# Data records
+===+

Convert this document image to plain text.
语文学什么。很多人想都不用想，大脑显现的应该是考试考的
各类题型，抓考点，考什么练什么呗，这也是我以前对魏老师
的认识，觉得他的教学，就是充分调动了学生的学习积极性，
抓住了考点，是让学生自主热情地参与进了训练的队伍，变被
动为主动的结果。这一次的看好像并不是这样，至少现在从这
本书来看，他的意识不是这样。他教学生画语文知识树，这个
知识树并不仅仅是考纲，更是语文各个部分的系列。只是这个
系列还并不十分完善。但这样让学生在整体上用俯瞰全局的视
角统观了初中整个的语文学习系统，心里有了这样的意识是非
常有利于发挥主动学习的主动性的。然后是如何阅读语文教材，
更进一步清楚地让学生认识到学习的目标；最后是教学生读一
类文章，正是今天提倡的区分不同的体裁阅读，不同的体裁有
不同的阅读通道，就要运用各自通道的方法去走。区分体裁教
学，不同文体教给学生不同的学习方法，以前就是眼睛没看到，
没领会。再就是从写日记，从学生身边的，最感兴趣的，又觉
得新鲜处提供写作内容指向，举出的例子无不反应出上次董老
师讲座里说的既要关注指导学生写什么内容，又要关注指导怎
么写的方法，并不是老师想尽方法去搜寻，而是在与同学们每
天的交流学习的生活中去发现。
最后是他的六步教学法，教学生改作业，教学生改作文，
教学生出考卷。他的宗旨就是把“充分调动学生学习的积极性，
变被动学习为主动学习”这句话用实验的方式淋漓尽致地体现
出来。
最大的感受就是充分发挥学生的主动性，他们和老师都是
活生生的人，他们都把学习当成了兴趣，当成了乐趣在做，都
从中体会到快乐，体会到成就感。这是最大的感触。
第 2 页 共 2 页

+===+

# WRITTEN REQUEST
The entries above must be returned in full, exactly as shown.

# EXERCISE RESULT
Convert this document image to plain text.
语文学什么。很多人想都不用想，大脑显现的应该是考试考的
各类题型，抓考点，考什么练什么呗，这也是我以前对魏老师
的认识，觉得他的教学，就是充分调动了学生的学习积极性，
抓住了考点，是让学生自主热情地参与进了训练的队伍，变被
动为主动的结果。这一次的看好像并不是这样，至少现在从这
本书来看，他的意识不是这样。他教学生画语文知识树，这个
知识树并不仅仅是考纲，更是语文各个部分的系列。只是这个
系列还并不十分完善。但这样让学生在整体上用俯瞰全局的视
角统观了初中整个的语文学习系统，心里有了这样的意识是非
常有利于发挥主动学习的主动性的。然后是如何阅读语文教材，
更进一步清楚地让学生认识到学习的目标；最后是教学生读一
类文章，正是今天提倡的区分不同的体裁阅读，不同的体裁有
不同的阅读通道，就要运用各自通道的方法去走。区分体裁教
学，不同文体教给学生不同的学习方法，以前就是眼睛没看到，
没领会。再就是从写日记，从学生身边的，最感兴趣的，又觉
得新鲜处提供写作内容指向，举出的例子无不反应出上次董老
师讲座里说的既要关注指导学生写什么内容，又要关注指导怎
么写的方法，并不是老师想尽方法去搜寻，而是在与同学们每
天的交流学习的生活中去发现。
最后是他的六步教学法，教学生改作业，教学生改作文，
教学生出考卷。他的宗旨就是把“充分调动学生学习的积极性，
变被动学习为主动学习”这句话用实验的方式淋漓尽致地体现
出来。
最大的感受就是充分发挥学生的主动性，他们和老师都是
活生生的人，他们都把学习当成了兴趣，当成了乐趣在做，都
从中体会到快乐，体会到成就感。这是最大的感触。
第 2 页 共 2 页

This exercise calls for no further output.